- [Task description]
Reproduce every entry exactly.
— Begin Records for the exercise —
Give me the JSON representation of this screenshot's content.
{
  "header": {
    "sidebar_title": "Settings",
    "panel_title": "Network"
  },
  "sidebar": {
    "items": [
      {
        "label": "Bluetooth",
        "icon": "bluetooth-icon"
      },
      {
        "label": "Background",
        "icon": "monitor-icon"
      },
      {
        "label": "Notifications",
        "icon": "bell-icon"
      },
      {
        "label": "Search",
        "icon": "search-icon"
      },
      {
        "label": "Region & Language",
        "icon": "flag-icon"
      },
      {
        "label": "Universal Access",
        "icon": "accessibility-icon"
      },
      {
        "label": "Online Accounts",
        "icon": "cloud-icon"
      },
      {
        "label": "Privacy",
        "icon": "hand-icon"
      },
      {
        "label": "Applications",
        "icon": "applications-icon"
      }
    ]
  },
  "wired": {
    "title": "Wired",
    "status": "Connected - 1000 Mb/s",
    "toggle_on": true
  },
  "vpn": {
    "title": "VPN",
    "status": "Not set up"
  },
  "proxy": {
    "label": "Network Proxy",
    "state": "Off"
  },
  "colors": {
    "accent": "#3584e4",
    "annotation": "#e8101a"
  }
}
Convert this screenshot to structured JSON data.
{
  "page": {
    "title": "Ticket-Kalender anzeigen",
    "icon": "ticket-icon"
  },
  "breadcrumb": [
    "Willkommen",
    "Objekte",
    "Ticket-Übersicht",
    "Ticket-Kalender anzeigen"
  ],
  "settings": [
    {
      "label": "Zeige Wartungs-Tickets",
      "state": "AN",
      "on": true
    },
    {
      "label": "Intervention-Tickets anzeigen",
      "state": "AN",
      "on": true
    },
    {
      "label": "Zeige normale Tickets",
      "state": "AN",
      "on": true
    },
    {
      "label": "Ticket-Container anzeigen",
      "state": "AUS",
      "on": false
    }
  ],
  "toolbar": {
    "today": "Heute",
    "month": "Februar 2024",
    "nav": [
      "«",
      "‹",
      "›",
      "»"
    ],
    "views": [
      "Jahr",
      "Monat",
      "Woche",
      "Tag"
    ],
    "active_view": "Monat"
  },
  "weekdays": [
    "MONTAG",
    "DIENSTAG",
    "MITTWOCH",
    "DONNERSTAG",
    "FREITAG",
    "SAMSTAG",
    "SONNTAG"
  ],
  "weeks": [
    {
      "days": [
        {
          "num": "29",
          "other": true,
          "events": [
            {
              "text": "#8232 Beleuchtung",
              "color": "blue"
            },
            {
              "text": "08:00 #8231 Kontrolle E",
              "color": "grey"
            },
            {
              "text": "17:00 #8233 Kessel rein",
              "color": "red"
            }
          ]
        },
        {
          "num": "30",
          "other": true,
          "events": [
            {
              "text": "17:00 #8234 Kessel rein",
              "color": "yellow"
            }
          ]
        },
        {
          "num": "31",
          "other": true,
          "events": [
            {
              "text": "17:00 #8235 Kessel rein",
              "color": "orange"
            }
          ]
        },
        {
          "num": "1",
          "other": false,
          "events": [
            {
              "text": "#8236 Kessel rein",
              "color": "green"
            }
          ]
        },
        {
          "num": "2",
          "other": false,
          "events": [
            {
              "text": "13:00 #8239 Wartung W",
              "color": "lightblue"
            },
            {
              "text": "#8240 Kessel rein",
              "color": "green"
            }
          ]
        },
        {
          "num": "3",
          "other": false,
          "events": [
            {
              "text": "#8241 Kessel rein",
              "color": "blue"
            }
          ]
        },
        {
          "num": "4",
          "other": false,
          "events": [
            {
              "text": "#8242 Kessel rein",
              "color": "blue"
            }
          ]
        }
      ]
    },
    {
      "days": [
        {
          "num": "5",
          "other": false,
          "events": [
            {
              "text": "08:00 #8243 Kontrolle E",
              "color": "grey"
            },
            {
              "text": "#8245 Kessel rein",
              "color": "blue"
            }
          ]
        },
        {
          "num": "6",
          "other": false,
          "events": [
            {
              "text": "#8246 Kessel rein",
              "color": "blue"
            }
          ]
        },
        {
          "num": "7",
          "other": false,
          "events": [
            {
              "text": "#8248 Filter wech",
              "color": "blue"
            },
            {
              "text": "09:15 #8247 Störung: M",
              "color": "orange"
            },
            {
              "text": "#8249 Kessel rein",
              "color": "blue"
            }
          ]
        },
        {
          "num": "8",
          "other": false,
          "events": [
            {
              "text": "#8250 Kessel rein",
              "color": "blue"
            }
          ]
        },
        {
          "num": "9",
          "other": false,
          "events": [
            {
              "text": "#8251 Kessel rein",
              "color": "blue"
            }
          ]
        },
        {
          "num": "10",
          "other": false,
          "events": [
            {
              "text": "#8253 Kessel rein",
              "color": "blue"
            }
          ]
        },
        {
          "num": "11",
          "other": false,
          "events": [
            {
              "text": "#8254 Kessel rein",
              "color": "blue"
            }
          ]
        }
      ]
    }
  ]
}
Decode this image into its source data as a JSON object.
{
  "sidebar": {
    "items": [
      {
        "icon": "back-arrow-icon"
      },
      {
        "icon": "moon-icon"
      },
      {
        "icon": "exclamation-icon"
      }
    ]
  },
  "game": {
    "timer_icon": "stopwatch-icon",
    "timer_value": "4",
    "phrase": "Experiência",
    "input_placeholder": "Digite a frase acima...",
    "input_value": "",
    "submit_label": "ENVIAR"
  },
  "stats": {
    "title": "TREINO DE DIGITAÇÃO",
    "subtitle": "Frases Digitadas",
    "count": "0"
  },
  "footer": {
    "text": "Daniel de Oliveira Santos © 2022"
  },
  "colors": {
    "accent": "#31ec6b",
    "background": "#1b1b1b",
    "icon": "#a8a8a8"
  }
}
— End Records for the exercise —
- [Answer to this exercise]
Give me the JSON representation of this screenshot's content.
{
  "header": {
    "sidebar_title": "Settings",
    "panel_title": "Network"
  },
  "sidebar": {
    "items": [
      {
        "label": "Bluetooth",
        "icon": "bluetooth-icon"
      },
      {
        "label": "Background",
        "icon": "monitor-icon"
      },
      {
        "label": "Notifications",
        "icon": "bell-icon"
      },
      {
        "label": "Search",
        "icon": "search-icon"
      },
      {
        "label": "Region & Language",
        "icon": "flag-icon"
      },
      {
        "label": "Universal Access",
        "icon": "accessibility-icon"
      },
      {
        "label": "Online Accounts",
        "icon": "cloud-icon"
      },
      {
        "label": "Privacy",
        "icon": "hand-icon"
      },
      {
        "label": "Applications",
        "icon": "applications-icon"
      }
    ]
  },
  "wired": {
    "title": "Wired",
    "status": "Connected - 1000 Mb/s",
    "toggle_on": true
  },
  "vpn": {
    "title": "VPN",
    "status": "Not set up"
  },
  "proxy": {
    "label": "Network Proxy",
    "state": "Off"
  },
  "colors": {
    "accent": "#3584e4",
    "annotation": "#e8101a"
  }
}
Convert this screenshot to structured JSON data.
{
  "page": {
    "title": "Ticket-Kalender anzeigen",
    "icon": "ticket-icon"
  },
  "breadcrumb": [
    "Willkommen",
    "Objekte",
    "Ticket-Übersicht",
    "Ticket-Kalender anzeigen"
  ],
  "settings": [
    {
      "label": "Zeige Wartungs-Tickets",
      "state": "AN",
      "on": true
    },
    {
      "label": "Intervention-Tickets anzeigen",
      "state": "AN",
      "on": true
    },
    {
      "label": "Zeige normale Tickets",
      "state": "AN",
      "on": true
    },
    {
      "label": "Ticket-Container anzeigen",
      "state": "AUS",
      "on": false
    }
  ],
  "toolbar": {
    "today": "Heute",
    "month": "Februar 2024",
    "nav": [
      "«",
      "‹",
      "›",
      "»"
    ],
    "views": [
      "Jahr",
      "Monat",
      "Woche",
      "Tag"
    ],
    "active_view": "Monat"
  },
  "weekdays": [
    "MONTAG",
    "DIENSTAG",
    "MITTWOCH",
    "DONNERSTAG",
    "FREITAG",
    "SAMSTAG",
    "SONNTAG"
  ],
  "weeks": [
    {
      "days": [
        {
          "num": "29",
          "other": true,
          "events": [
            {
              "text": "#8232 Beleuchtung",
              "color": "blue"
            },
            {
              "text": "08:00 #8231 Kontrolle E",
              "color": "grey"
            },
            {
              "text": "17:00 #8233 Kessel rein",
              "color": "red"
            }
          ]
        },
        {
          "num": "30",
          "other": true,
          "events": [
            {
              "text": "17:00 #8234 Kessel rein",
              "color": "yellow"
            }
          ]
        },
        {
          "num": "31",
          "other": true,
          "events": [
            {
              "text": "17:00 #8235 Kessel rein",
              "color": "orange"
            }
          ]
        },
        {
          "num": "1",
          "other": false,
          "events": [
            {
              "text": "#8236 Kessel rein",
              "color": "green"
            }
          ]
        },
        {
          "num": "2",
          "other": false,
          "events": [
            {
              "text": "13:00 #8239 Wartung W",
              "color": "lightblue"
            },
            {
              "text": "#8240 Kessel rein",
              "color": "green"
            }
          ]
        },
        {
          "num": "3",
          "other": false,
          "events": [
            {
              "text": "#8241 Kessel rein",
              "color": "blue"
            }
          ]
        },
        {
          "num": "4",
          "other": false,
          "events": [
            {
              "text": "#8242 Kessel rein",
              "color": "blue"
            }
          ]
        }
      ]
    },
    {
      "days": [
        {
          "num": "5",
          "other": false,
          "events": [
            {
              "text": "08:00 #8243 Kontrolle E",
              "color": "grey"
            },
            {
              "text": "#8245 Kessel rein",
              "color": "blue"
            }
          ]
        },
        {
          "num": "6",
          "other": false,
          "events": [
            {
              "text": "#8246 Kessel rein",
              "color": "blue"
            }
          ]
        },
        {
          "num": "7",
          "other": false,
          "events": [
            {
              "text": "#8248 Filter wech",
              "color": "blue"
            },
            {
              "text": "09:15 #8247 Störung: M",
              "color": "orange"
            },
            {
              "text": "#8249 Kessel rein",
              "color": "blue"
            }
          ]
        },
        {
          "num": "8",
          "other": false,
          "events": [
            {
              "text": "#8250 Kessel rein",
              "color": "blue"
            }
          ]
        },
        {
          "num": "9",
          "other": false,
          "events": [
            {
              "text": "#8251 Kessel rein",
              "color": "blue"
            }
          ]
        },
        {
          "num": "10",
          "other": false,
          "events": [
            {
              "text": "#8253 Kessel rein",
              "color": "blue"
            }
          ]
        },
        {
          "num": "11",
          "other": false,
          "events": [
            {
              "text": "#8254 Kessel rein",
              "color": "blue"
            }
          ]
        }
      ]
    }
  ]
}
Decode this image into its source data as a JSON object.
{
  "sidebar": {
    "items": [
      {
        "icon": "back-arrow-icon"
      },
      {
        "icon": "moon-icon"
      },
      {
        "icon": "exclamation-icon"
      }
    ]
  },
  "game": {
    "timer_icon": "stopwatch-icon",
    "timer_value": "4",
    "phrase": "Experiência",
    "input_placeholder": "Digite a frase acima...",
    "input_value": "",
    "submit_label": "ENVIAR"
  },
  "stats": {
    "title": "TREINO DE DIGITAÇÃO",
    "subtitle": "Frases Digitadas",
    "count": "0"
  },
  "footer": {
    "text": "Daniel de Oliveira Santos © 2022"
  },
  "colors": {
    "accent": "#31ec6b",
    "background": "#1b1b1b",
    "icon": "#a8a8a8"
  }
}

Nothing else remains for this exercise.